Objective
Transcribe all of the material exactly. Any picture in it should be left out.

::::

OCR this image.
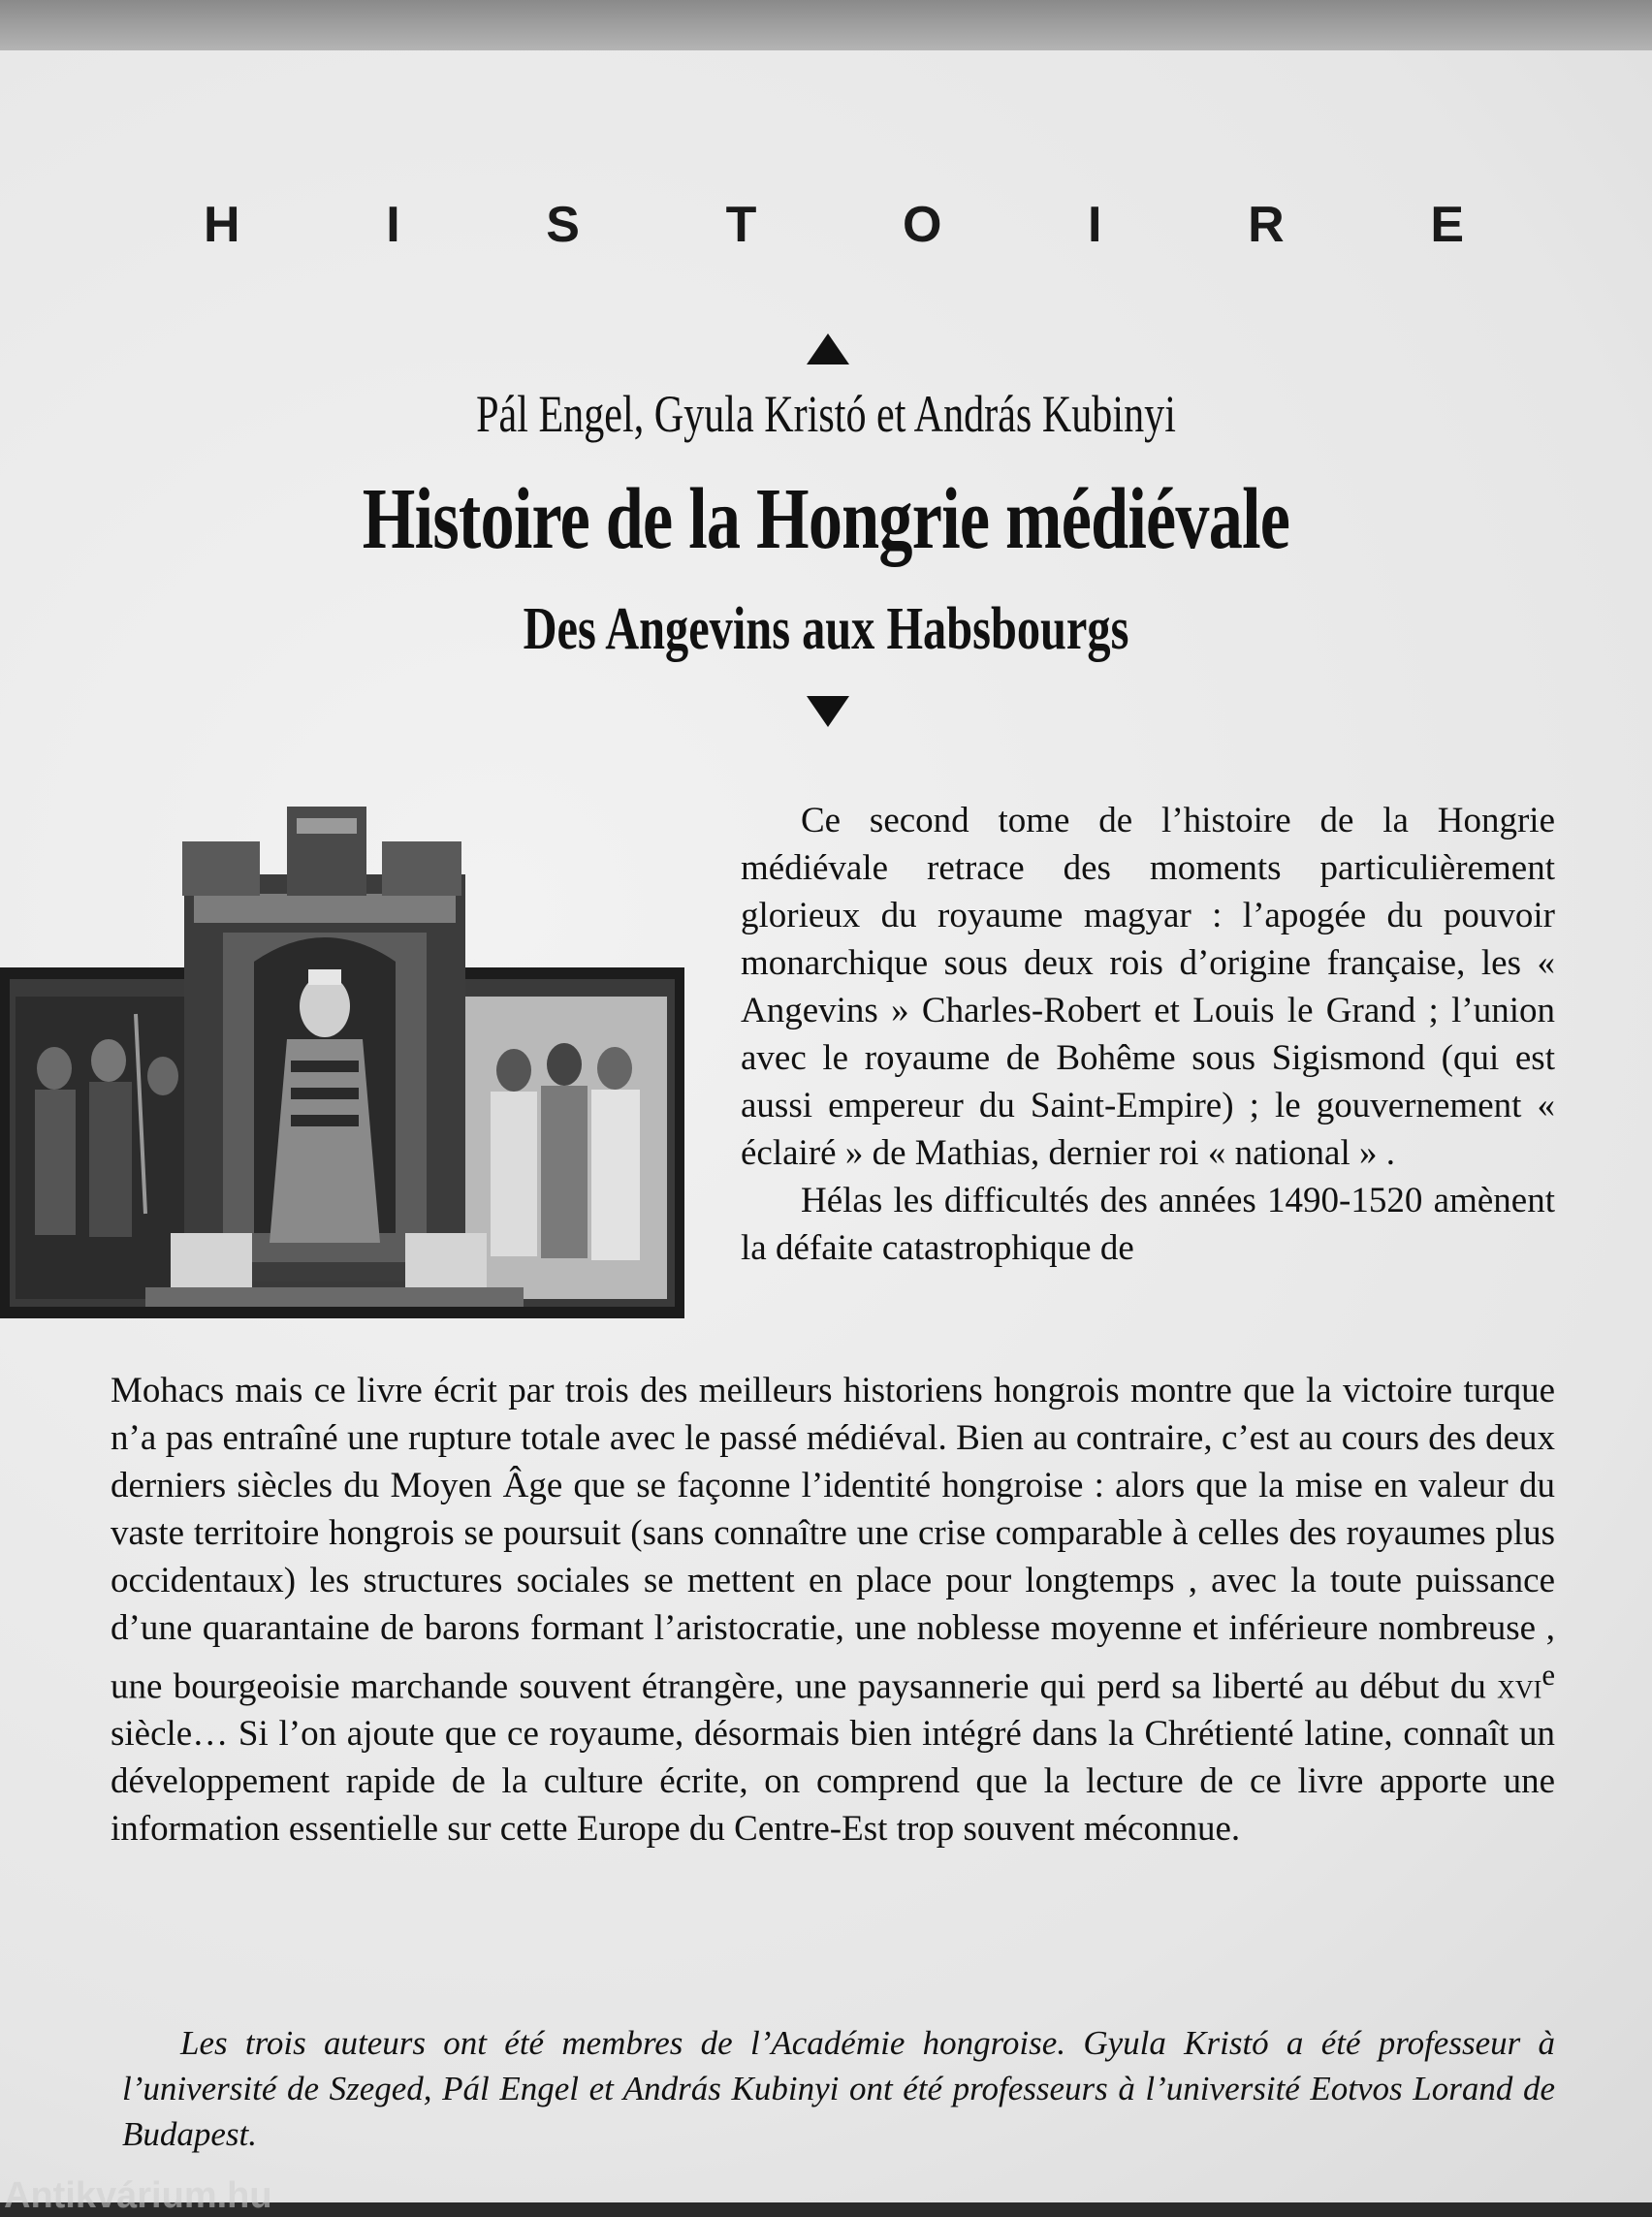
H	I	S	T	O	I	R	E
Pál Engel, Gyula Kristó et András Kubinyi
Histoire de la Hongrie médiévale
Des Angevins aux Habsbourgs

Ce second tome de l’histoire de la Hongrie médiévale retrace des moments particulièrement glorieux du royaume magyar : l’apogée du pouvoir monarchique sous deux rois d’origine française, les « Angevins » Charles-Robert et Louis le Grand ; l’union avec le royaume de Bohême sous Sigismond (qui est aussi empereur du Saint-Empire) ; le gouvernement « éclairé » de Mathias, dernier roi « national » .

Hélas les difficultés des années 1490-1520 amènent la défaite catastrophique de

Mohacs mais ce livre écrit par trois des meilleurs historiens hongrois montre que la victoire turque n’a pas entraîné une rupture totale avec le passé médiéval. Bien au contraire, c’est au cours des deux derniers siècles du Moyen Âge que se façonne l’identité hongroise : alors que la mise en valeur du vaste territoire hongrois se poursuit (sans connaître une crise comparable à celles des royaumes plus occidentaux) les structures sociales se mettent en place pour longtemps , avec la toute puissance d’une quarantaine de barons formant l’aristocratie, une noblesse moyenne et inférieure nombreuse , une bourgeoisie marchande souvent étrangère, une paysannerie qui perd sa liberté au début du xvi$^e$ siècle… Si l’on ajoute que ce royaume, désormais bien intégré dans la Chrétienté latine, connaît un développement rapide de la culture écrite, on comprend que la lecture de ce livre apporte une information essentielle sur cette Europe du Centre-Est trop souvent méconnue.

Les trois auteurs ont été membres de l’Académie hongroise. Gyula Kristó a été professeur à l’université de Szeged, Pál Engel et András Kubinyi ont été professeurs à l’université Eotvos Lorand de Budapest.

Antikvárium.hu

::::

Response to this exercise
OCR this image.
H	I	S	T	O	I	R	E
Pál Engel, Gyula Kristó et András Kubinyi
Histoire de la Hongrie médiévale
Des Angevins aux Habsbourgs

Ce second tome de l’histoire de la Hongrie médiévale retrace des moments particulièrement glorieux du royaume magyar : l’apogée du pouvoir monarchique sous deux rois d’origine française, les « Angevins » Charles-Robert et Louis le Grand ; l’union avec le royaume de Bohême sous Sigismond (qui est aussi empereur du Saint-Empire) ; le gouvernement « éclairé » de Mathias, dernier roi « national » .

Hélas les difficultés des années 1490-1520 amènent la défaite catastrophique de

Mohacs mais ce livre écrit par trois des meilleurs historiens hongrois montre que la victoire turque n’a pas entraîné une rupture totale avec le passé médiéval. Bien au contraire, c’est au cours des deux derniers siècles du Moyen Âge que se façonne l’identité hongroise : alors que la mise en valeur du vaste territoire hongrois se poursuit (sans connaître une crise comparable à celles des royaumes plus occidentaux) les structures sociales se mettent en place pour longtemps , avec la toute puissance d’une quarantaine de barons formant l’aristocratie, une noblesse moyenne et inférieure nombreuse , une bourgeoisie marchande souvent étrangère, une paysannerie qui perd sa liberté au début du xvi$^e$ siècle… Si l’on ajoute que ce royaume, désormais bien intégré dans la Chrétienté latine, connaît un développement rapide de la culture écrite, on comprend que la lecture de ce livre apporte une information essentielle sur cette Europe du Centre-Est trop souvent méconnue.

Les trois auteurs ont été membres de l’Académie hongroise. Gyula Kristó a été professeur à l’université de Szeged, Pál Engel et András Kubinyi ont été professeurs à l’université Eotvos Lorand de Budapest.

Antikvárium.hu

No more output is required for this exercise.